Looking at the data below, count the lines that contain the string "name". Write only the total.

Part of a data file:
────
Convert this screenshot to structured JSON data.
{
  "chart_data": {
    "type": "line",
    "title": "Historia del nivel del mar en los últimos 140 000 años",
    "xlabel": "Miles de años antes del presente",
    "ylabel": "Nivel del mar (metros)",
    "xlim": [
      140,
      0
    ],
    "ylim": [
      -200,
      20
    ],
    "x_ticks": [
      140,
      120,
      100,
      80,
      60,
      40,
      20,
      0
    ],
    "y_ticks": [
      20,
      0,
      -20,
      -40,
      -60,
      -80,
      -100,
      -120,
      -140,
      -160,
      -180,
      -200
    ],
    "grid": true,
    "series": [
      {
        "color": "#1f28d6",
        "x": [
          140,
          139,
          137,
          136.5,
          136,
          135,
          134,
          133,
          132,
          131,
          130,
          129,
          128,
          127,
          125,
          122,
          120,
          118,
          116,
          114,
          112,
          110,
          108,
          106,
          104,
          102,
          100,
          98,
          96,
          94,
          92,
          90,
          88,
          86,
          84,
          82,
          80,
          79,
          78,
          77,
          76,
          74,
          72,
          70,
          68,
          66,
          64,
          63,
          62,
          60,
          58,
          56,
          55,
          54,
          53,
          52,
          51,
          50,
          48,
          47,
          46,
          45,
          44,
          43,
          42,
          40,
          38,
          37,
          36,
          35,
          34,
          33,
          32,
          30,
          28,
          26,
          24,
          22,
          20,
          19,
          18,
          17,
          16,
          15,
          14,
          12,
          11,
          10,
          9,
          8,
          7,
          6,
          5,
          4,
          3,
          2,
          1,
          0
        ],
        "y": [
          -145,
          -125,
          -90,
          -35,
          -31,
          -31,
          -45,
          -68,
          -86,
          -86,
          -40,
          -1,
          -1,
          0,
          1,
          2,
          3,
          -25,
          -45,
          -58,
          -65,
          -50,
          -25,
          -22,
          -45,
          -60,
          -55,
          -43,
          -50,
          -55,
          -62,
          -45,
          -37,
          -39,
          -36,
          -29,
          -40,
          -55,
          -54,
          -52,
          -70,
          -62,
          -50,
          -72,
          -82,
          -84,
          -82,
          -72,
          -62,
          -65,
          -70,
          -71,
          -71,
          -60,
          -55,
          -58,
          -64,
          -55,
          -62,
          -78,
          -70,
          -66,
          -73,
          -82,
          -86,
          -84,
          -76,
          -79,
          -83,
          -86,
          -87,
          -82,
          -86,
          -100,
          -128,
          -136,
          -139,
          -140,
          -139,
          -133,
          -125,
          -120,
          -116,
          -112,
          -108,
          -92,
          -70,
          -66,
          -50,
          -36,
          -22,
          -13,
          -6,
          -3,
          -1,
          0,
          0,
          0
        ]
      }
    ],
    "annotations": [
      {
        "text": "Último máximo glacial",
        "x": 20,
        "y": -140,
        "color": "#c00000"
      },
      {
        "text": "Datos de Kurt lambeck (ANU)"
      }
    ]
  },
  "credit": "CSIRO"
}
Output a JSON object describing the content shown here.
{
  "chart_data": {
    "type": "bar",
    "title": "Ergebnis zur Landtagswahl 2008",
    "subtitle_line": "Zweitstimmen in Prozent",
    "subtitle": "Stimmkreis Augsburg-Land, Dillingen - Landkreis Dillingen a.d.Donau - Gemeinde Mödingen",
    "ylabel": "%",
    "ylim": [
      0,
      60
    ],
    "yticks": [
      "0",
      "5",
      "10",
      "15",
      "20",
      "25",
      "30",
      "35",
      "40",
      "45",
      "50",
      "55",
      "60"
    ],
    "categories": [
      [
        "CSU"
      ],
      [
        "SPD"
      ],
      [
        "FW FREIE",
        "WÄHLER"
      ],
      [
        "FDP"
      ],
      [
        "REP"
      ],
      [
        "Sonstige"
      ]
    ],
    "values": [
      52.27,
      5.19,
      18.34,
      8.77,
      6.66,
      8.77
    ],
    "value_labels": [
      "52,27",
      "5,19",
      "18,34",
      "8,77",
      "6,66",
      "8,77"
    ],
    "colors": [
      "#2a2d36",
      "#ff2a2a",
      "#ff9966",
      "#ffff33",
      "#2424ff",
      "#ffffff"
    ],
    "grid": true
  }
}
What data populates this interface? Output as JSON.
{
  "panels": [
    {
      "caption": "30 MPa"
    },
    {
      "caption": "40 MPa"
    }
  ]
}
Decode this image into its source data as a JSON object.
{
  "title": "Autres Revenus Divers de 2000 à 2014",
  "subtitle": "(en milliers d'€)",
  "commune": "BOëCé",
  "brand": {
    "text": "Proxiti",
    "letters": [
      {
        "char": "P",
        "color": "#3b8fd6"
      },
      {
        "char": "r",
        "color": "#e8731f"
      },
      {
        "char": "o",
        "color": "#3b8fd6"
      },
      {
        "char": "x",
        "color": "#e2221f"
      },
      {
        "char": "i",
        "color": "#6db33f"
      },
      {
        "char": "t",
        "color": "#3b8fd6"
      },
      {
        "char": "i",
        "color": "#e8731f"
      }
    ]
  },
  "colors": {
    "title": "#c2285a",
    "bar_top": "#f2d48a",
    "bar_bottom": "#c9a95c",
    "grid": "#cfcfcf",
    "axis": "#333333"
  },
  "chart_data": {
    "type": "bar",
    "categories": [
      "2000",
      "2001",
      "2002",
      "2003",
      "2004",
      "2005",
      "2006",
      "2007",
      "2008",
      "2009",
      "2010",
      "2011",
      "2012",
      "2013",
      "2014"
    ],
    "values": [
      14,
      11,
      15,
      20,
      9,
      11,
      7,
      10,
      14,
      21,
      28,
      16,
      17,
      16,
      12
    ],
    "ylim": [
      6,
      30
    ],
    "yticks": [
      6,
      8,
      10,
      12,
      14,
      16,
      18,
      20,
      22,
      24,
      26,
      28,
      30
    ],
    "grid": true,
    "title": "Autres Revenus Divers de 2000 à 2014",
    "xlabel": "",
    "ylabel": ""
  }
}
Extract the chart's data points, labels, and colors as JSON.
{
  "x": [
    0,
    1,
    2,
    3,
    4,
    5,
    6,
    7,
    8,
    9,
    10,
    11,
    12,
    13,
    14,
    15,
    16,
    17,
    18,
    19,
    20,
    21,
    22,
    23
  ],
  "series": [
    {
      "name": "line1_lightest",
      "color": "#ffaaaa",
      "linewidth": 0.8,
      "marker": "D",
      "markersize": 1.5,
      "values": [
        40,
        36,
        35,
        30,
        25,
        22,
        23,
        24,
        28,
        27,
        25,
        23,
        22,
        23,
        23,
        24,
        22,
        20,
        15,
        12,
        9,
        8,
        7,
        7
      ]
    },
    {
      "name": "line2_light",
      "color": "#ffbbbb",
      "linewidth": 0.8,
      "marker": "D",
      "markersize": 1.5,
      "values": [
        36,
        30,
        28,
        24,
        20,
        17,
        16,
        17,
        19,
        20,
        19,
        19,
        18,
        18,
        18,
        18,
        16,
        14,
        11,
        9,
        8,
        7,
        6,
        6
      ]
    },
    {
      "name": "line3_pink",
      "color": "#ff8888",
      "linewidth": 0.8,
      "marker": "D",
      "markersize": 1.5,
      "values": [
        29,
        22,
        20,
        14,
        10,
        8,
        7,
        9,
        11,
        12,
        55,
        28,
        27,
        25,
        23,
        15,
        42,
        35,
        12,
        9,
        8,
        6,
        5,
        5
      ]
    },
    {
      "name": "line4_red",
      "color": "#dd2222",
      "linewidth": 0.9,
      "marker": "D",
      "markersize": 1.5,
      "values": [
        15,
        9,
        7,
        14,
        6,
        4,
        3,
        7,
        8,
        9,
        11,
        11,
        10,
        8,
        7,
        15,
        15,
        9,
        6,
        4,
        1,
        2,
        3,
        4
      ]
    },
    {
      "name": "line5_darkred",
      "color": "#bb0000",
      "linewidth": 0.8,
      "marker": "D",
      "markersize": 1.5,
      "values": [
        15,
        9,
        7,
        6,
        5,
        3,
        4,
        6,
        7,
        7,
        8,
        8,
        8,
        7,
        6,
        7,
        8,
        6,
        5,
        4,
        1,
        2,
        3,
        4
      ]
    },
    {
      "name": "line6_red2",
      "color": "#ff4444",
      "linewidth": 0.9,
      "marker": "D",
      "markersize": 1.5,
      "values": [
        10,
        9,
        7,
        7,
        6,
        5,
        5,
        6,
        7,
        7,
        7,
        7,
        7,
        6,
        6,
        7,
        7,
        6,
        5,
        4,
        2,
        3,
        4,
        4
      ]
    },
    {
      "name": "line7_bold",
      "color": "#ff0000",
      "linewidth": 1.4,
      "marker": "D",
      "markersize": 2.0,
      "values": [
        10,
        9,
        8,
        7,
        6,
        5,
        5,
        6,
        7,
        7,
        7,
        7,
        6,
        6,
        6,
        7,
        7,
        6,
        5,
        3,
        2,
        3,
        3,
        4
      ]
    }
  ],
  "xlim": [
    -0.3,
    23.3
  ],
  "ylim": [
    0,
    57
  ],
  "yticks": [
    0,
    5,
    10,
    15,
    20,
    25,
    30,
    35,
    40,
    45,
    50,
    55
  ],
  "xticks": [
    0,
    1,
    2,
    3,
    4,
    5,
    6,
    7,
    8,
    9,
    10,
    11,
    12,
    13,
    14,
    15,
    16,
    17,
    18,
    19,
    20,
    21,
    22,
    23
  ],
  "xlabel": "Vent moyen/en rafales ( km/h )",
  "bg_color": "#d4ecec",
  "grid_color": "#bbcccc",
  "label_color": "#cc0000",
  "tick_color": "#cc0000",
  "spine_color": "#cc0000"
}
────
◆ **TASK RESPONSE**: 7